▶ 摘录原文

▼

NCLX介导的线粒体钙稳态对肝癌细胞生长的影响

Effect of NCLX-mediated mitochondrial calcium homeostasis on the growth of hepatocellular carcinoma cells

目的探讨线粒体钠钙交换体(mitochondrial Na+/Ca2+exchanger,NCLX)介导的线粒体钙稳态对肝癌细胞生长的影响。方法真核表达载体pSliencer3.0-shNCLX、pcDNA3.1(+)-NCLX分别转染肝癌细胞SNU-739和SNU-368,构建稳定干涉和过表达NCLX肝癌细胞。采用免疫印迹法检测转染后肝癌细胞中NCLX蛋白的表达,Rhod-2-AM染色检测肝癌细胞线粒体钙水平,MTS和EdU实验检测肝癌细胞增殖能力,流式细胞仪检测肝癌细胞凋亡情况。结果免疫印迹法检测结果显示成功构建干涉和过表达NCLX的SNU-739和SNU-368肝癌细胞。与转染空载体肝癌细胞比较,干涉NCLX后肝癌细胞SNU-739和SNU-368线粒体钙明显增多(P<0.01),细胞增殖率明显升高(P<0.05),细胞凋亡率明显下降(P<0.01);而过表达NCLX后肝癌细胞SNU-739和SNU-368线粒体钙明显减少(P<0.05),细胞增殖率明显下降(P<0.05),细胞凋亡率明显上升(P<0.01)。结论干涉NCLX诱导的线粒体钙水平升高可促进肝癌细胞增殖和抑制凋亡,而过表达NCLX诱导的线粒体钙水平下降抑制肝癌细胞增殖和促进凋亡,NCLX可能是肝癌的潜在治疗靶点。

▲

▶ 任务要求
[A] 根据摘录原文，回答下面几个问题：
(i) 转染用的是哪两种肝癌细胞？
(ii) 用什么方法检测肝癌细胞的线粒体钙水平？
(iii) 过表达NCLX后，肝癌细胞的凋亡率有什么变化？
[B] 照原样引用摘录原文中的一段，从“目的探讨线粒体钠钙交换体(m”开始，一直到“X可能是肝癌的潜在治疗靶点。”为止。
以下记录作答时用不到。

(取自数据集的记录)
▼

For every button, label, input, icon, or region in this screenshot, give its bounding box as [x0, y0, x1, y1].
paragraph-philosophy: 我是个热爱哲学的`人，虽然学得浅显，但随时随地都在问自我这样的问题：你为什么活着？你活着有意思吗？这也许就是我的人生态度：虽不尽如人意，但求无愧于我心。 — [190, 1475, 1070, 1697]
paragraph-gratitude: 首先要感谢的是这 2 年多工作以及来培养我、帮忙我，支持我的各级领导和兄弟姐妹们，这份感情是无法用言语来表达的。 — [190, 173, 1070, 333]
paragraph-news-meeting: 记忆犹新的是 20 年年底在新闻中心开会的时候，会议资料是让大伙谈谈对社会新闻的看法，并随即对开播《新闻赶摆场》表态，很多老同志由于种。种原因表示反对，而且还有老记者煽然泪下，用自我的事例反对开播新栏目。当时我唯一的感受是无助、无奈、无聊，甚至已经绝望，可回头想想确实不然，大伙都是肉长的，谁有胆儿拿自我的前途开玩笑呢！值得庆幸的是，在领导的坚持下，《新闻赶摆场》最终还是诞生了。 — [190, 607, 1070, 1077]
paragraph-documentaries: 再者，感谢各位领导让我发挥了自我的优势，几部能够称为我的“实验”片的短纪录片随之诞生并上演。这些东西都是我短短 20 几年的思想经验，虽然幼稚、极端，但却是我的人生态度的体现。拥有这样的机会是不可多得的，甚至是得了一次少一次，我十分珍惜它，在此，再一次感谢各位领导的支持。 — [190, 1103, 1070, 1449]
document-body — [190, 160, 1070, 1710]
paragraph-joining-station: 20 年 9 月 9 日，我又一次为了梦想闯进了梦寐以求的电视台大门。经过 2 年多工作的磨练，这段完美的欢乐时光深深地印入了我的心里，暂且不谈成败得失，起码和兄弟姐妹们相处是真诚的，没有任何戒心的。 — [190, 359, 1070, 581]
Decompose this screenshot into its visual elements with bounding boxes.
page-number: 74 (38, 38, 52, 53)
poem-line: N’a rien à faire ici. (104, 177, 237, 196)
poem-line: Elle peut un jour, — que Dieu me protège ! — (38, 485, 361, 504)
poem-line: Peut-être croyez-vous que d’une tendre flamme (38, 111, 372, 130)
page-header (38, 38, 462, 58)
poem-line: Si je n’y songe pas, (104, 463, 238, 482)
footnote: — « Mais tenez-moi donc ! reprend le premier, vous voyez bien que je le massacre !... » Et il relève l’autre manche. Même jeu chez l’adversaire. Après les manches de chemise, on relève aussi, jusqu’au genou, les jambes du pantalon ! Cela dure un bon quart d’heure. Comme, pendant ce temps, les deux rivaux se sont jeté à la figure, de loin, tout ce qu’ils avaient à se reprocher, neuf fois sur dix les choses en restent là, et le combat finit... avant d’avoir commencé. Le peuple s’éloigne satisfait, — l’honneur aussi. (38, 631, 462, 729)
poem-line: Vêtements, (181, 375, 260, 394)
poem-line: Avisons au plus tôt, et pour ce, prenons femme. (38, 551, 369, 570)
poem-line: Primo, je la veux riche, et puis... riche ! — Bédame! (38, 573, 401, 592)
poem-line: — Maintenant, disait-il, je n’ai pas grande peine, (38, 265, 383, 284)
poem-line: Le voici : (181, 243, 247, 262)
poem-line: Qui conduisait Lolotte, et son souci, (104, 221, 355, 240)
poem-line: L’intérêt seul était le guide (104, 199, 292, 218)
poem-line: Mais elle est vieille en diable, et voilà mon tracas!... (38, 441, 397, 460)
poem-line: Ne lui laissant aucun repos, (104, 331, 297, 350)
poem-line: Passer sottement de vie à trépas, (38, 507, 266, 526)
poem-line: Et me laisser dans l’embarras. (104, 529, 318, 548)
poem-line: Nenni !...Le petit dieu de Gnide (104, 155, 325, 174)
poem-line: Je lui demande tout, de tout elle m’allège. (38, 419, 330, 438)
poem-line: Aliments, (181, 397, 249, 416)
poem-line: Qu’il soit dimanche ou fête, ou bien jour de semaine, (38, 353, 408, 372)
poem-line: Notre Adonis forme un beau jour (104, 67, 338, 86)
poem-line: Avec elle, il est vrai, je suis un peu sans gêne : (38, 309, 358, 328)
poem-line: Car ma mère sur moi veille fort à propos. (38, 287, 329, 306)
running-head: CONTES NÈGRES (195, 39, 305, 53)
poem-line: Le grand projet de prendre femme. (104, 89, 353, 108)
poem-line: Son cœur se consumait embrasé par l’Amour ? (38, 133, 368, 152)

▲

▶ 各题答案
[A]
(i) SNU-739和SNU-368。
(ii) Rhod-2-AM染色。
(iii) 明显上升（P<0.01）。

[B]
目的探讨线粒体钠钙交换体(mitochondrial Na+/Ca2+exchanger,NCLX)介导的线粒体钙稳态对肝癌细胞生长的影响。方法真核表达载体pSliencer3.0-shNCLX、pcDNA3.1(+)-NCLX分别转染肝癌细胞SNU-739和SNU-368,构建稳定干涉和过表达NCLX肝癌细胞。采用免疫印迹法检测转染后肝癌细胞中NCLX蛋白的表达,Rhod-2-AM染色检测肝癌细胞线粒体钙水平,MTS和EdU实验检测肝癌细胞增殖能力,流式细胞仪检测肝癌细胞凋亡情况。结果免疫印迹法检测结果显示成功构建干涉和过表达NCLX的SNU-739和SNU-368肝癌细胞。与转染空载体肝癌细胞比较,干涉NCLX后肝癌细胞SNU-739和SNU-368线粒体钙明显增多(P<0.01),细胞增殖率明显升高(P<0.05),细胞凋亡率明显下降(P<0.01);而过表达NCLX后肝癌细胞SNU-739和SNU-368线粒体钙明显减少(P<0.05),细胞增殖率明显下降(P<0.05),细胞凋亡率明显上升(P<0.01)。结论干涉NCLX诱导的线粒体钙水平升高可促进肝癌细胞增殖和抑制凋亡,而过表达NCLX诱导的线粒体钙水平下降抑制肝癌细胞增殖和促进凋亡,NCLX可能是肝癌的潜在治疗靶点。